### Given instruction
Go through the material below and copy each line where the word "Pact" appears.

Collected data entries
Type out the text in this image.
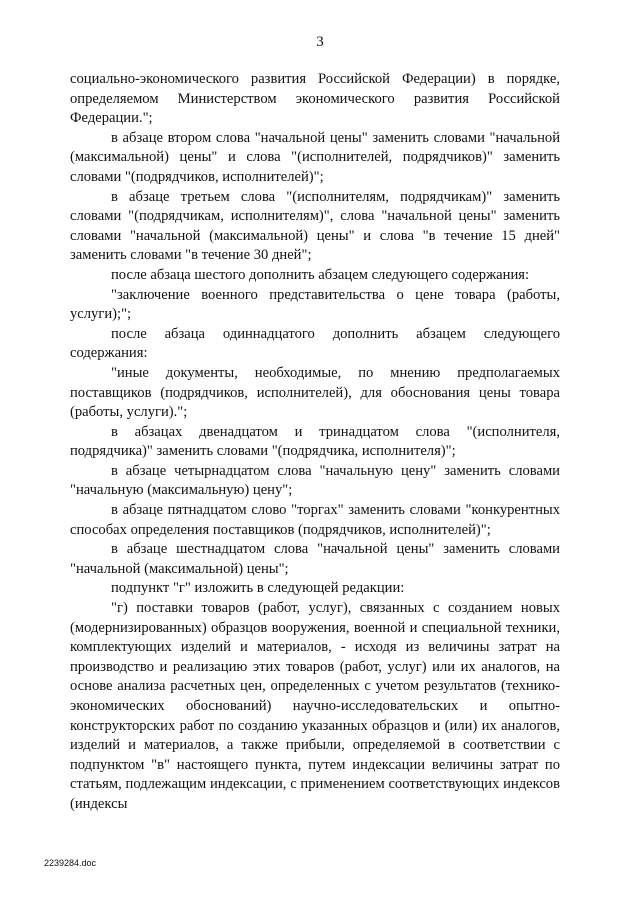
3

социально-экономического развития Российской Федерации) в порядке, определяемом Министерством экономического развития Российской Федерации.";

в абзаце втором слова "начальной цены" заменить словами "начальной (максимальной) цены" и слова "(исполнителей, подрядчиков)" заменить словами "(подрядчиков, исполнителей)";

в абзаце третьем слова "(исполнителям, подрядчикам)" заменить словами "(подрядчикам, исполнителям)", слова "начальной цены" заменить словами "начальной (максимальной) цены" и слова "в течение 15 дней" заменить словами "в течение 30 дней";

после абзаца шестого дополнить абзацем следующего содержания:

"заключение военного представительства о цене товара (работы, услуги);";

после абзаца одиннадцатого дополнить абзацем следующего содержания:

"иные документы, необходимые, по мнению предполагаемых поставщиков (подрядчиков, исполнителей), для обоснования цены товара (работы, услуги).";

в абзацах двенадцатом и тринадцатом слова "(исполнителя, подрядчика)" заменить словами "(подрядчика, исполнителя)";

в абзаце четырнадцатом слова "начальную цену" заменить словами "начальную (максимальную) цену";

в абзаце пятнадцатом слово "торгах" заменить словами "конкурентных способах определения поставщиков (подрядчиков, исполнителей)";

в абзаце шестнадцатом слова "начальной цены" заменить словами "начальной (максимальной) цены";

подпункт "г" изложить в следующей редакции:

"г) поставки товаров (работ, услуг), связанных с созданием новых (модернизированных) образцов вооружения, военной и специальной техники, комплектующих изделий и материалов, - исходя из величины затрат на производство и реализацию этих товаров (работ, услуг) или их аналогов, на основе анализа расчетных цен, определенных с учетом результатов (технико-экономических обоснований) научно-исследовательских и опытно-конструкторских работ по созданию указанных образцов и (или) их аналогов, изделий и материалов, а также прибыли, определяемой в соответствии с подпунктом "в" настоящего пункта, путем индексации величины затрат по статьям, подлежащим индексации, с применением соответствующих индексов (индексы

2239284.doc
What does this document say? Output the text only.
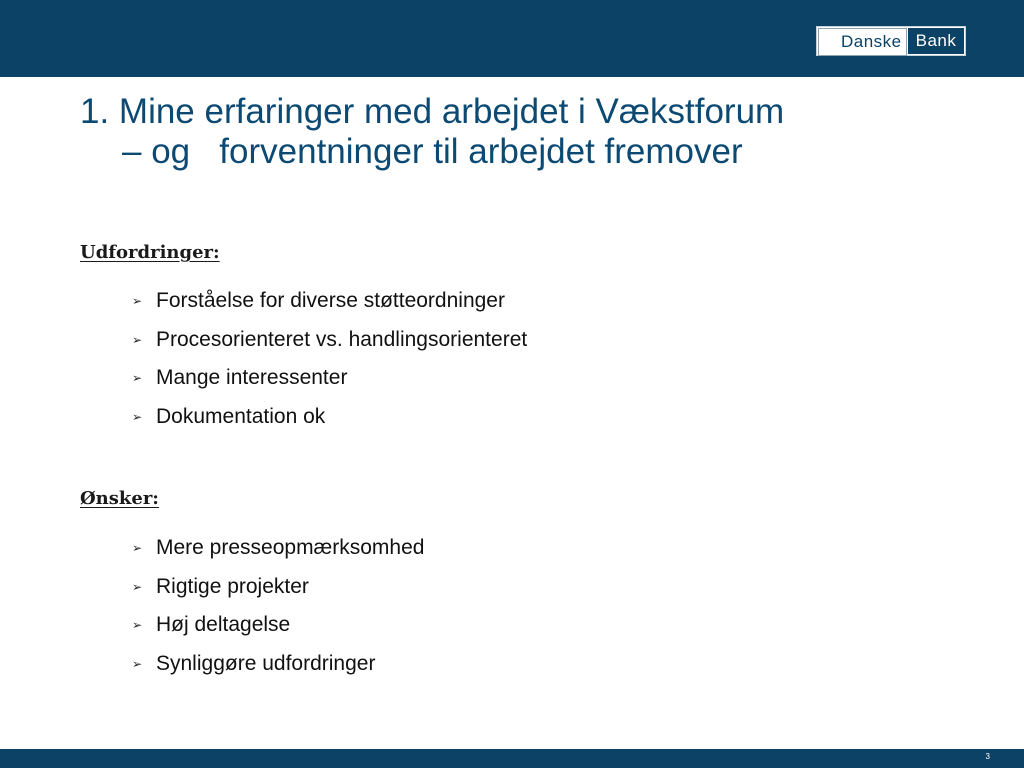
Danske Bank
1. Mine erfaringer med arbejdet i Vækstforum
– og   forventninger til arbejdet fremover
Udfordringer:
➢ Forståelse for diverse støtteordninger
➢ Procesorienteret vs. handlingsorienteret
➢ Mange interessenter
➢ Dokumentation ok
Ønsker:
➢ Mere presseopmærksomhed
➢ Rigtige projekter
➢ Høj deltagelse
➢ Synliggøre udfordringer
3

==

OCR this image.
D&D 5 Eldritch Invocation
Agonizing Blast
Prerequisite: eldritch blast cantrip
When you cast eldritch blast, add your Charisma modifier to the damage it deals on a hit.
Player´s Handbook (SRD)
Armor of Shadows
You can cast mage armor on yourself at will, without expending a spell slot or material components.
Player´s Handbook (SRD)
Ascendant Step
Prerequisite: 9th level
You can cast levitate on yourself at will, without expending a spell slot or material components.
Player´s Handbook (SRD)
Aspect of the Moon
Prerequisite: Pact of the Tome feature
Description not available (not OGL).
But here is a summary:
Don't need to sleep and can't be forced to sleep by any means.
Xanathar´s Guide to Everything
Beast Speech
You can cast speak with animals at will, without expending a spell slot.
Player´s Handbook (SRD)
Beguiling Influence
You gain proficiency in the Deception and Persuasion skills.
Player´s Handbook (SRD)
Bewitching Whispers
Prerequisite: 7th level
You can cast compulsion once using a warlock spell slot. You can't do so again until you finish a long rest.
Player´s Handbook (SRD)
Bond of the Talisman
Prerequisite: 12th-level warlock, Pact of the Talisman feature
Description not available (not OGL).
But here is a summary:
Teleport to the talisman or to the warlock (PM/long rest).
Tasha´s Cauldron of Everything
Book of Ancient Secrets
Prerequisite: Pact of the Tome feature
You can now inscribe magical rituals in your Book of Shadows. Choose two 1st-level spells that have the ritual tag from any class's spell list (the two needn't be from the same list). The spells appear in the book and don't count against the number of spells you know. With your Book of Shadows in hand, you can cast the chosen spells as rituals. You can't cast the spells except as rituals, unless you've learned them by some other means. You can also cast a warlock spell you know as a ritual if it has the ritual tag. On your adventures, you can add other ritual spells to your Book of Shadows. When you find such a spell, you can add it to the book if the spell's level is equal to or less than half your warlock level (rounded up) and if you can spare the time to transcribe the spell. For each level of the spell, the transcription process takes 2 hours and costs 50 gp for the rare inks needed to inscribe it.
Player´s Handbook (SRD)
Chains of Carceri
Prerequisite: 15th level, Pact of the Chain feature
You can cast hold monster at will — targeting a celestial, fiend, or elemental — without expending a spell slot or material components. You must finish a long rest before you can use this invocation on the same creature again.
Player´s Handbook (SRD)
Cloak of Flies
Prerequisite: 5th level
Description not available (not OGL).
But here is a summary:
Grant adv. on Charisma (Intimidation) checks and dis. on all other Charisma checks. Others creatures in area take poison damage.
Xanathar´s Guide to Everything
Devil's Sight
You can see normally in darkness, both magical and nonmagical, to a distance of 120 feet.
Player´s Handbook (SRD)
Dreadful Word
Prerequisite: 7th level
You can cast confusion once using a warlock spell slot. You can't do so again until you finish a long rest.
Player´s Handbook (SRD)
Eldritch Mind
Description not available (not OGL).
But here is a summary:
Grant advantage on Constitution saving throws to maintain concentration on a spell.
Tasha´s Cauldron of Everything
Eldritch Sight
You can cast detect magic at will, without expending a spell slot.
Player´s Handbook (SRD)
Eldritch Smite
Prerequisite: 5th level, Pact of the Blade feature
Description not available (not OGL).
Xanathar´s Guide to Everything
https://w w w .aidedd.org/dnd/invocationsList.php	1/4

--

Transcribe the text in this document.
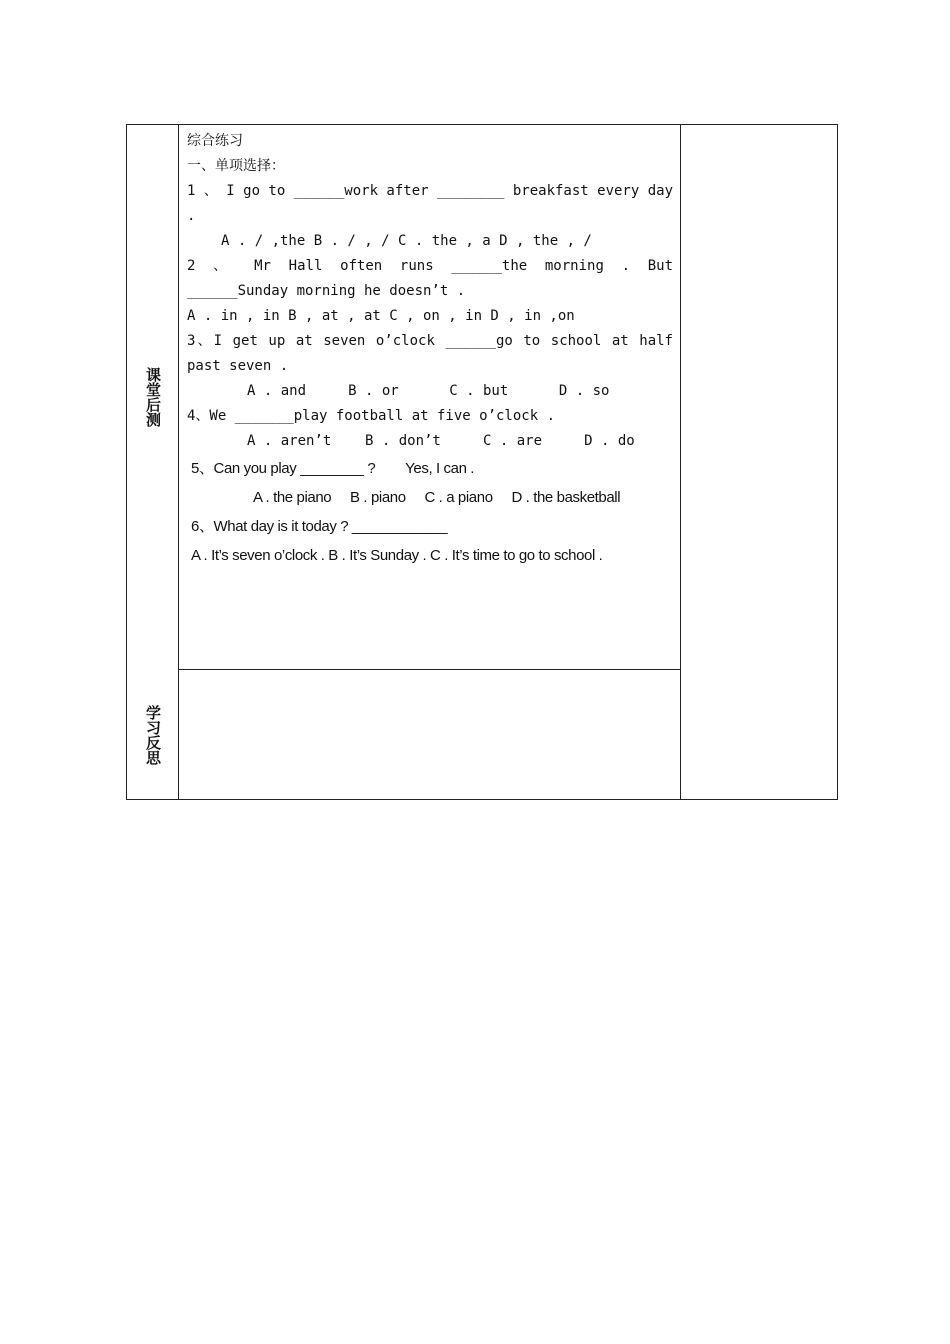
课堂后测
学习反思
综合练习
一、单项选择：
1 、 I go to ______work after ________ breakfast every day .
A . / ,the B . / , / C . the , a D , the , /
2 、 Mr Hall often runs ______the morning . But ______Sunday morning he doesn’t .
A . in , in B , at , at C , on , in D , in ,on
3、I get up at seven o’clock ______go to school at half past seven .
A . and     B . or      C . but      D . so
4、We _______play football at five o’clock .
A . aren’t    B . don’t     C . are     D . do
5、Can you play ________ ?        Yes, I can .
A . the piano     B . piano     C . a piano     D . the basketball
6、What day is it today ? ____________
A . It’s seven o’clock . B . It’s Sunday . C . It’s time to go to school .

### Exercise output
Prerequisite: Pact of the Tome feature
Prerequisite: 12th-level warlock, Pact of the Talisman feature
Prerequisite: Pact of the Tome feature
Prerequisite: 15th level, Pact of the Chain feature
Prerequisite: 5th level, Pact of the Blade feature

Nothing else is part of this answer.